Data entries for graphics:
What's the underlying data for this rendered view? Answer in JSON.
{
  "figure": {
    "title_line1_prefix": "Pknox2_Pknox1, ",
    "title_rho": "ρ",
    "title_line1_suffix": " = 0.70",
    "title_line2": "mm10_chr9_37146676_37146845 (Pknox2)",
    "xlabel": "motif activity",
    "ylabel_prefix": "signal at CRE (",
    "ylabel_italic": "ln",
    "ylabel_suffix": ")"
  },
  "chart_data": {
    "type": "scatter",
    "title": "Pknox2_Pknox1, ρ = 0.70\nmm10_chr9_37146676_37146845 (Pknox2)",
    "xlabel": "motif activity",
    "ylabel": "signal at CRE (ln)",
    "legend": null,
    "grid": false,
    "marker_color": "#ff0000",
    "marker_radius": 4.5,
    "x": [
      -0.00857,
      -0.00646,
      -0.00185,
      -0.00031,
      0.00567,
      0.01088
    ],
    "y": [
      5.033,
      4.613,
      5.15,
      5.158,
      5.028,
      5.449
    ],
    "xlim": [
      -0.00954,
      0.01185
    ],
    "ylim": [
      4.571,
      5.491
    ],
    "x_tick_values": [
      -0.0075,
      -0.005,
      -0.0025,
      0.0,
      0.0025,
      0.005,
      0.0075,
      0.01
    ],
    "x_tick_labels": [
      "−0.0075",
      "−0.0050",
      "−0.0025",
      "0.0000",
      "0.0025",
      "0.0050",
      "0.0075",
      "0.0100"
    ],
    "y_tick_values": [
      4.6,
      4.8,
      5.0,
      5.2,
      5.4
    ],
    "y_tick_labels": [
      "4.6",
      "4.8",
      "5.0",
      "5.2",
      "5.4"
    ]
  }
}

» **What you have to do**:
Gather each line from the listing above that holds "signal".

» **Complete answer**:
    "ylabel_prefix": "signal at CRE (",
    "ylabel": "signal at CRE (ln)",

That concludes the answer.